Step 2 Verify that ERSPAN or NetFlow are configured on the Cisco 1000V Switch Virtual Supervisor Module (VSM) that is providing data to NAM by choosing Setup > Traffic > NAM Data Sources.
Step 3 Create a site for this data source using Setup > Network > Sites (Figure 6-8).
Figure 6-8 NAM Sites
Step 4 Choose Monitor > Overview > Traffic Summary (as shown in Figure 6-9) and Monitor > Overview > Response Time Summary.
Figure 6-9 Nexus 1000V Traffic Summary
Visibility in the Branch
There are three options for providing visibility in the branch:
1. A purpose-built NME-NAM-120S that works in Cisco Integrated Service Router Generation 1
2. NAM as an application, running in SM-SRE-700 or SM-SRE-900 for Cisco Integrated Service Router Generation 2 (ISR G2) deployment
3. Using Performance Agent (PA), a Cisco IOS feature available on ISR G2 that encapsulates traffic statistics as well as application response statistics. Underlying Netflow v9 can be exported to a central NAM in a Data Center (DC) or Campus. PA complements WAAS Express (another IOS feature) and when used together, delivers end-to-end visibility before and after WAN Optimization using only one traffic source, as compared to two traffic sources NetFlow and WAAS Flow Agent from the traditional WAAS deployment in the branch. See the scenario Monitoring Cisco WAAS and Measuring Its Impact, page 6-10.

▶ [Request 1]:
Please retype the rows from the first one through the row holding "chart: 0 5 10", inclusive.
The Cisco NAM text and the rows that follow have no connection to each other.

▶ [Data supplied]:
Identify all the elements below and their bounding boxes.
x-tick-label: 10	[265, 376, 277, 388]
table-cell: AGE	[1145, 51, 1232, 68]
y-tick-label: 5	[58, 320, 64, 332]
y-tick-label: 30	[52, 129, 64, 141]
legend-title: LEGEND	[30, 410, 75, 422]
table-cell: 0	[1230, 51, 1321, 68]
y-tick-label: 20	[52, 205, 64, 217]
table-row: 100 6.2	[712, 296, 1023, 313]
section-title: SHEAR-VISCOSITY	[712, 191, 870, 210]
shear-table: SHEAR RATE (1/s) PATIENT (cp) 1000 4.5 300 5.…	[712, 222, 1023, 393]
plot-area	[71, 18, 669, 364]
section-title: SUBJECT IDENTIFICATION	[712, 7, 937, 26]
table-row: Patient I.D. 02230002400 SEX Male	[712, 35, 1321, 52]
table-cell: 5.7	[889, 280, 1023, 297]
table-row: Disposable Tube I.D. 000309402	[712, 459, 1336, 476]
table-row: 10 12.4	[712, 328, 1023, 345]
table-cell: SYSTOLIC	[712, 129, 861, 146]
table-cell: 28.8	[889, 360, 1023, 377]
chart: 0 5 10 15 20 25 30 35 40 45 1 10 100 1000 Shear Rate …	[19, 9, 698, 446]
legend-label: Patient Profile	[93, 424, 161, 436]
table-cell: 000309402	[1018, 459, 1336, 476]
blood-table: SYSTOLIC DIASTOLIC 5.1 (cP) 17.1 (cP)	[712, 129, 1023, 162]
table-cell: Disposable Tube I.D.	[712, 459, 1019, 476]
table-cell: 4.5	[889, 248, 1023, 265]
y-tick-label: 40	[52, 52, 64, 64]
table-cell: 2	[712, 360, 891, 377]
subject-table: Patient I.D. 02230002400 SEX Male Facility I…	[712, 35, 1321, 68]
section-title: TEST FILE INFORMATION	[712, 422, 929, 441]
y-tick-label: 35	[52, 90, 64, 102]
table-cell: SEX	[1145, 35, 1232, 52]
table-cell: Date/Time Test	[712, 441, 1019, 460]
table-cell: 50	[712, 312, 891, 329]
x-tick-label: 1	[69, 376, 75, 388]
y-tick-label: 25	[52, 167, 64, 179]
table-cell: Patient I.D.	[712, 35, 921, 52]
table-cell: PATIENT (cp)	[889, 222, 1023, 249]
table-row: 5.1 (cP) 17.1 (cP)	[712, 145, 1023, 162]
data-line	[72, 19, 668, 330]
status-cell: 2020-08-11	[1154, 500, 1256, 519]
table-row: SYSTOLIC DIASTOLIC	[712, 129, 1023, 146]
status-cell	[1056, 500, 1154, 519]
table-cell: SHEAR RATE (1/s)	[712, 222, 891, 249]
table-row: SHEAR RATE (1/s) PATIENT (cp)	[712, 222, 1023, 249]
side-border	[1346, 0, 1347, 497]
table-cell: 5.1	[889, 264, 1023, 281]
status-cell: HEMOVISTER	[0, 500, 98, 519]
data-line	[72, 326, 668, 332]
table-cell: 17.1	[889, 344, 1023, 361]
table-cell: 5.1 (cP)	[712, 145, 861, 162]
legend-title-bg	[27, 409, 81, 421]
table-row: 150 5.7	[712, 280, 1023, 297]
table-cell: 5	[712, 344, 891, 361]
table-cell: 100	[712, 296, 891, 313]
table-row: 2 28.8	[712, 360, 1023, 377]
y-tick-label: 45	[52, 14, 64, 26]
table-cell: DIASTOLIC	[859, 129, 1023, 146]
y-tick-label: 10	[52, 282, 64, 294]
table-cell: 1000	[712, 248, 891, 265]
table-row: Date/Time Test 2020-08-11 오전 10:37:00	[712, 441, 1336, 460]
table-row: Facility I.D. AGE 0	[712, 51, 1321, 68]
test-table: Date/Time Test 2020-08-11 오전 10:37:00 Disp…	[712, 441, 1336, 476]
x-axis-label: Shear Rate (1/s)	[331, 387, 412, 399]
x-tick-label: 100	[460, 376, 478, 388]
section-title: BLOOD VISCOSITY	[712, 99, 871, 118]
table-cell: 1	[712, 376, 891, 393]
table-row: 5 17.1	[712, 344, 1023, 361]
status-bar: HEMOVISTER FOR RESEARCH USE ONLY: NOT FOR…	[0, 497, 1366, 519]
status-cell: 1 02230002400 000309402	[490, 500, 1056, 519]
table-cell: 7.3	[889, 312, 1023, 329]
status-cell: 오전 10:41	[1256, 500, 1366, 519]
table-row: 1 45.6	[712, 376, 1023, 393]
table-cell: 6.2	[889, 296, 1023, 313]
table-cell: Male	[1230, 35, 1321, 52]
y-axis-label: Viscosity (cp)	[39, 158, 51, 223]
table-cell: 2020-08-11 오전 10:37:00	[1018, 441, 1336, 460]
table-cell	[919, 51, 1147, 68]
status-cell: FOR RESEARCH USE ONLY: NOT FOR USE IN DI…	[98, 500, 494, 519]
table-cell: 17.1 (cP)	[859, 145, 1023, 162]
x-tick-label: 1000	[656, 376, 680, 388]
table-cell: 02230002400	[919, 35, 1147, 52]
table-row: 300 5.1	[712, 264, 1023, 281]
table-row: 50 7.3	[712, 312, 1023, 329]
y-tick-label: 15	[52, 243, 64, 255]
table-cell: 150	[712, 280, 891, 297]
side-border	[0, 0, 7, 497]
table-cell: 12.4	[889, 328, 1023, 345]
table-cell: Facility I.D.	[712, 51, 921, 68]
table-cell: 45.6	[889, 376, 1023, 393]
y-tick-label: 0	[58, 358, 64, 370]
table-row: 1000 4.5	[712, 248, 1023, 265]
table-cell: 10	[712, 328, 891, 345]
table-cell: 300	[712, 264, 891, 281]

▶ [Request 2]:
Write the next part of the Cisco NAM text, picking up after its final sentence.

▶ [Exercise answer 1]:
Identify all the elements below and their bounding boxes.
x-tick-label: 10	[265, 376, 277, 388]
table-cell: AGE	[1145, 51, 1232, 68]
y-tick-label: 5	[58, 320, 64, 332]
y-tick-label: 30	[52, 129, 64, 141]
legend-title: LEGEND	[30, 410, 75, 422]
table-cell: 0	[1230, 51, 1321, 68]
y-tick-label: 20	[52, 205, 64, 217]
table-row: 100 6.2	[712, 296, 1023, 313]
section-title: SHEAR-VISCOSITY	[712, 191, 870, 210]
shear-table: SHEAR RATE (1/s) PATIENT (cp) 1000 4.5 300 5.…	[712, 222, 1023, 393]
plot-area	[71, 18, 669, 364]
section-title: SUBJECT IDENTIFICATION	[712, 7, 937, 26]
table-row: Patient I.D. 02230002400 SEX Male	[712, 35, 1321, 52]
table-cell: 5.7	[889, 280, 1023, 297]
table-row: Disposable Tube I.D. 000309402	[712, 459, 1336, 476]
table-row: 10 12.4	[712, 328, 1023, 345]
table-cell: SYSTOLIC	[712, 129, 861, 146]
table-cell: 28.8	[889, 360, 1023, 377]
chart: 0 5 10 15 20 25 30 35 40 45 1 10 100 1000 Shear Rate …	[19, 9, 698, 446]

▶ [Exercise answer 2]:
The first two options are similar and provide visibility for the local branch as well as branch to branch and the ability to capture all traffic going in and out of the branch.
Ideal deployment for these branch NAM modules would be a small number of remote sites or an empowered branch. The third option provides visibility only for the local branch and is more scalable than deploying NAM modules in multiple remote locations e.g. 100's/1000's remote sites. Based on network monitoring and troubleshooting requirements, a hybrid option can be considered such as deploying NAM modules and PA in empowered branches and PA in smaller branches. In this model, a central NAM in the DC can provide end to end visibility from DC to branch and offers the ability to capture branch to branch traffic on super branches (empowered branch).
For further details on installing NAM on NME-NAM-120S or SM-SRE, see the Installation Guides on Cisco.com. For further details on configuring PA, see Chapter 2, "Setting Up The Cisco NAM". For further details about the NAM 5.1 release, see the Cisco Prime NAM 5.1 Release Notes on www.cisco.com.
See related content Response Time Summary, page 3-5 and Analyze, Response Time, page 3-18.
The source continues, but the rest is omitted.